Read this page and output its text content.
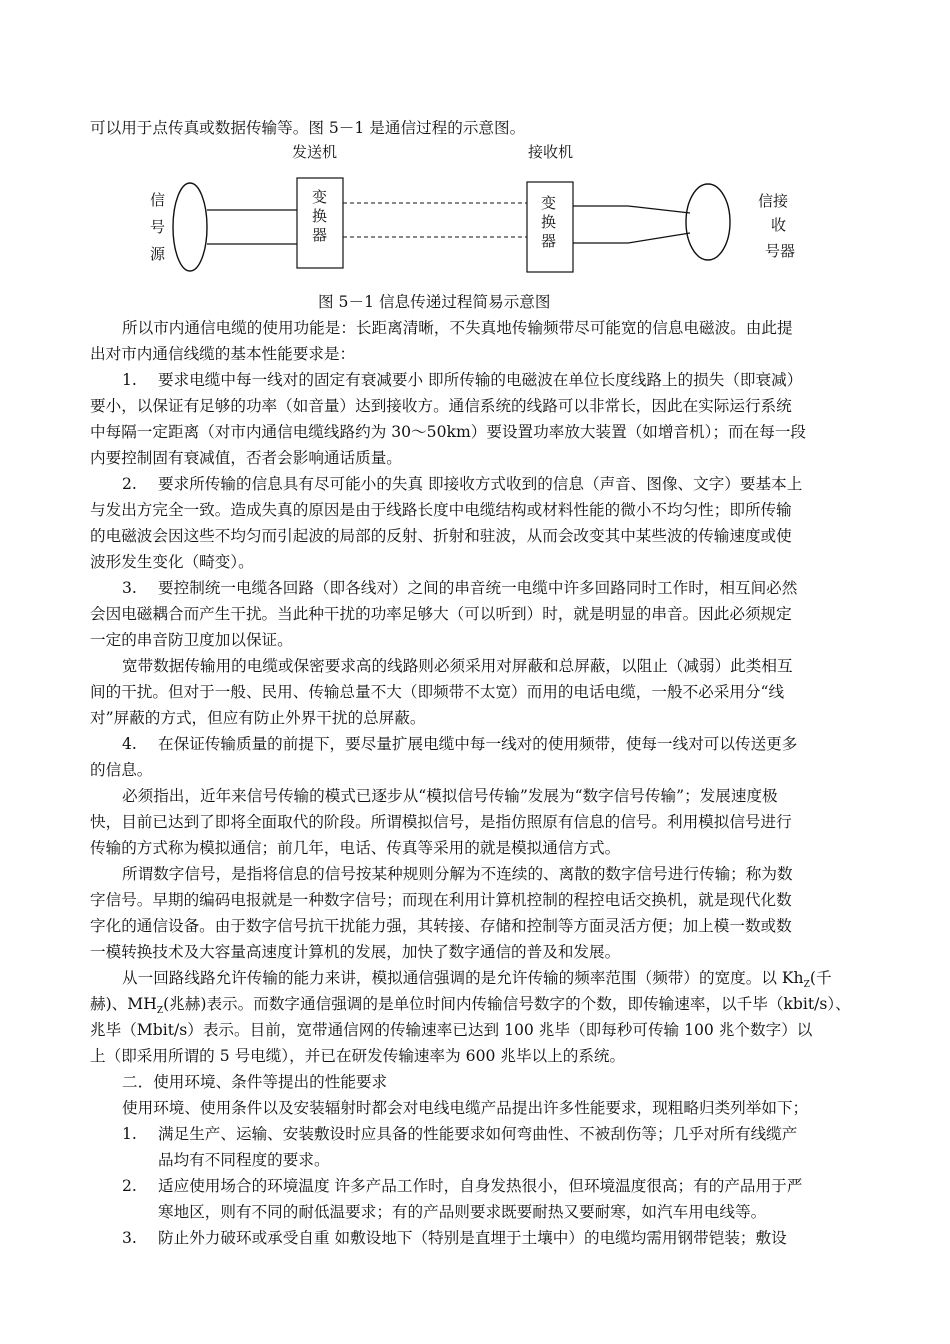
可以用于点传真或数据传输等。图 5－1 是通信过程的示意图。
发送机	接收机
信
号
源
变
换
器
变
换
器
信接
收
号器
图 5－1 信息传递过程简易示意图
所以市内通信电缆的使用功能是：长距离清晰，不失真地传输频带尽可能宽的信息电磁波。由此提
出对市内通信线缆的基本性能要求是：
1. 要求电缆中每一线对的固定有衰减要小 即所传输的电磁波在单位长度线路上的损失（即衰减）
要小，以保证有足够的功率（如音量）达到接收方。通信系统的线路可以非常长，因此在实际运行系统
中每隔一定距离（对市内通信电缆线路约为 30～50km）要设置功率放大装置（如增音机）；而在每一段
内要控制固有衰减值，否者会影响通话质量。
2. 要求所传输的信息具有尽可能小的失真 即接收方式收到的信息（声音、图像、文字）要基本上
与发出方完全一致。造成失真的原因是由于线路长度中电缆结构或材料性能的微小不均匀性；即所传输
的电磁波会因这些不均匀而引起波的局部的反射、折射和驻波，从而会改变其中某些波的传输速度或使
波形发生变化（畸变）。
3. 要控制统一电缆各回路（即各线对）之间的串音统一电缆中许多回路同时工作时，相互间必然
会因电磁耦合而产生干扰。当此种干扰的功率足够大（可以听到）时，就是明显的串音。因此必须规定
一定的串音防卫度加以保证。
宽带数据传输用的电缆或保密要求高的线路则必须采用对屏蔽和总屏蔽，以阻止（减弱）此类相互
间的干扰。但对于一般、民用、传输总量不大（即频带不太宽）而用的电话电缆，一般不必采用分“线
对”屏蔽的方式，但应有防止外界干扰的总屏蔽。
4. 在保证传输质量的前提下，要尽量扩展电缆中每一线对的使用频带，使每一线对可以传送更多
的信息。
必须指出，近年来信号传输的模式已逐步从“模拟信号传输”发展为“数字信号传输”；发展速度极
快，目前已达到了即将全面取代的阶段。所谓模拟信号，是指仿照原有信息的信号。利用模拟信号进行
传输的方式称为模拟通信；前几年，电话、传真等采用的就是模拟通信方式。
所谓数字信号，是指将信息的信号按某种规则分解为不连续的、离散的数字信号进行传输；称为数
字信号。早期的编码电报就是一种数字信号；而现在利用计算机控制的程控电话交换机，就是现代化数
字化的通信设备。由于数字信号抗干扰能力强，其转接、存储和控制等方面灵活方便；加上模一数或数
一模转换技术及大容量高速度计算机的发展，加快了数字通信的普及和发展。
从一回路线路允许传输的能力来讲，模拟通信强调的是允许传输的频率范围（频带）的宽度。以 $Kh_Z$(千
赫)、$MH_Z$(兆赫)表示。而数字通信强调的是单位时间内传输信号数字的个数，即传输速率，以千毕（kbit/s）、
兆毕（Mbit/s）表示。目前，宽带通信网的传输速率已达到 100 兆毕（即每秒可传输 100 兆个数字）以
上（即采用所谓的 5 号电缆），并已在研发传输速率为 600 兆毕以上的系统。
二．使用环境、条件等提出的性能要求
使用环境、使用条件以及安装辐射时都会对电线电缆产品提出许多性能要求，现粗略归类列举如下；
1. 满足生产、运输、安装敷设时应具备的性能要求如何弯曲性、不被刮伤等；几乎对所有线缆产
品均有不同程度的要求。
2. 适应使用场合的环境温度 许多产品工作时，自身发热很小，但环境温度很高；有的产品用于严
寒地区，则有不同的耐低温要求；有的产品则要求既要耐热又要耐寒，如汽车用电线等。
3. 防止外力破环或承受自重 如敷设地下（特别是直埋于土壤中）的电缆均需用钢带铠装；敷设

********************

» **Stated exercise**: Transcribe the full listing character for character. Pictures are excluded.

» **Answer to this problem**:
Read this page and output its text content.
可以用于点传真或数据传输等。图 5－1 是通信过程的示意图。
发送机	接收机
信
号
源
变
换
器
变
换
器
信接
收
号器
图 5－1 信息传递过程简易示意图
所以市内通信电缆的使用功能是：长距离清晰，不失真地传输频带尽可能宽的信息电磁波。由此提
出对市内通信线缆的基本性能要求是：
1. 要求电缆中每一线对的固定有衰减要小 即所传输的电磁波在单位长度线路上的损失（即衰减）
要小，以保证有足够的功率（如音量）达到接收方。通信系统的线路可以非常长，因此在实际运行系统
中每隔一定距离（对市内通信电缆线路约为 30～50km）要设置功率放大装置（如增音机）；而在每一段
内要控制固有衰减值，否者会影响通话质量。
2. 要求所传输的信息具有尽可能小的失真 即接收方式收到的信息（声音、图像、文字）要基本上
与发出方完全一致。造成失真的原因是由于线路长度中电缆结构或材料性能的微小不均匀性；即所传输
的电磁波会因这些不均匀而引起波的局部的反射、折射和驻波，从而会改变其中某些波的传输速度或使
波形发生变化（畸变）。
3. 要控制统一电缆各回路（即各线对）之间的串音统一电缆中许多回路同时工作时，相互间必然
会因电磁耦合而产生干扰。当此种干扰的功率足够大（可以听到）时，就是明显的串音。因此必须规定
一定的串音防卫度加以保证。
宽带数据传输用的电缆或保密要求高的线路则必须采用对屏蔽和总屏蔽，以阻止（减弱）此类相互
间的干扰。但对于一般、民用、传输总量不大（即频带不太宽）而用的电话电缆，一般不必采用分“线
对”屏蔽的方式，但应有防止外界干扰的总屏蔽。
4. 在保证传输质量的前提下，要尽量扩展电缆中每一线对的使用频带，使每一线对可以传送更多
的信息。
必须指出，近年来信号传输的模式已逐步从“模拟信号传输”发展为“数字信号传输”；发展速度极
快，目前已达到了即将全面取代的阶段。所谓模拟信号，是指仿照原有信息的信号。利用模拟信号进行
传输的方式称为模拟通信；前几年，电话、传真等采用的就是模拟通信方式。
所谓数字信号，是指将信息的信号按某种规则分解为不连续的、离散的数字信号进行传输；称为数
字信号。早期的编码电报就是一种数字信号；而现在利用计算机控制的程控电话交换机，就是现代化数
字化的通信设备。由于数字信号抗干扰能力强，其转接、存储和控制等方面灵活方便；加上模一数或数
一模转换技术及大容量高速度计算机的发展，加快了数字通信的普及和发展。
从一回路线路允许传输的能力来讲，模拟通信强调的是允许传输的频率范围（频带）的宽度。以 $Kh_Z$(千
赫)、$MH_Z$(兆赫)表示。而数字通信强调的是单位时间内传输信号数字的个数，即传输速率，以千毕（kbit/s）、
兆毕（Mbit/s）表示。目前，宽带通信网的传输速率已达到 100 兆毕（即每秒可传输 100 兆个数字）以
上（即采用所谓的 5 号电缆），并已在研发传输速率为 600 兆毕以上的系统。
二．使用环境、条件等提出的性能要求
使用环境、使用条件以及安装辐射时都会对电线电缆产品提出许多性能要求，现粗略归类列举如下；
1. 满足生产、运输、安装敷设时应具备的性能要求如何弯曲性、不被刮伤等；几乎对所有线缆产
品均有不同程度的要求。
2. 适应使用场合的环境温度 许多产品工作时，自身发热很小，但环境温度很高；有的产品用于严
寒地区，则有不同的耐低温要求；有的产品则要求既要耐热又要耐寒，如汽车用电线等。
3. 防止外力破环或承受自重 如敷设地下（特别是直埋于土壤中）的电缆均需用钢带铠装；敷设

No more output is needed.